* start Stored data *
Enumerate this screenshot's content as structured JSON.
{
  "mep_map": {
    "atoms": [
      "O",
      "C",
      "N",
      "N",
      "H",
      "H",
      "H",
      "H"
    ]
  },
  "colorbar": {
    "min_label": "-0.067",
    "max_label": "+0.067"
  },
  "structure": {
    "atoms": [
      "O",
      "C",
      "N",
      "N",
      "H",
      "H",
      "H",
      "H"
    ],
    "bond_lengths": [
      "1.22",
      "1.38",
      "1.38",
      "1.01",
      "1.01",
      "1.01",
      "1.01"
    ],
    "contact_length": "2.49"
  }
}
* end Stored data *
* The problem
From the first line to the last, retype the data exactly.

* Complete response
Enumerate this screenshot's content as structured JSON.
{
  "mep_map": {
    "atoms": [
      "O",
      "C",
      "N",
      "N",
      "H",
      "H",
      "H",
      "H"
    ]
  },
  "colorbar": {
    "min_label": "-0.067",
    "max_label": "+0.067"
  },
  "structure": {
    "atoms": [
      "O",
      "C",
      "N",
      "N",
      "H",
      "H",
      "H",
      "H"
    ],
    "bond_lengths": [
      "1.22",
      "1.38",
      "1.38",
      "1.01",
      "1.01",
      "1.01",
      "1.01"
    ],
    "contact_length": "2.49"
  }
}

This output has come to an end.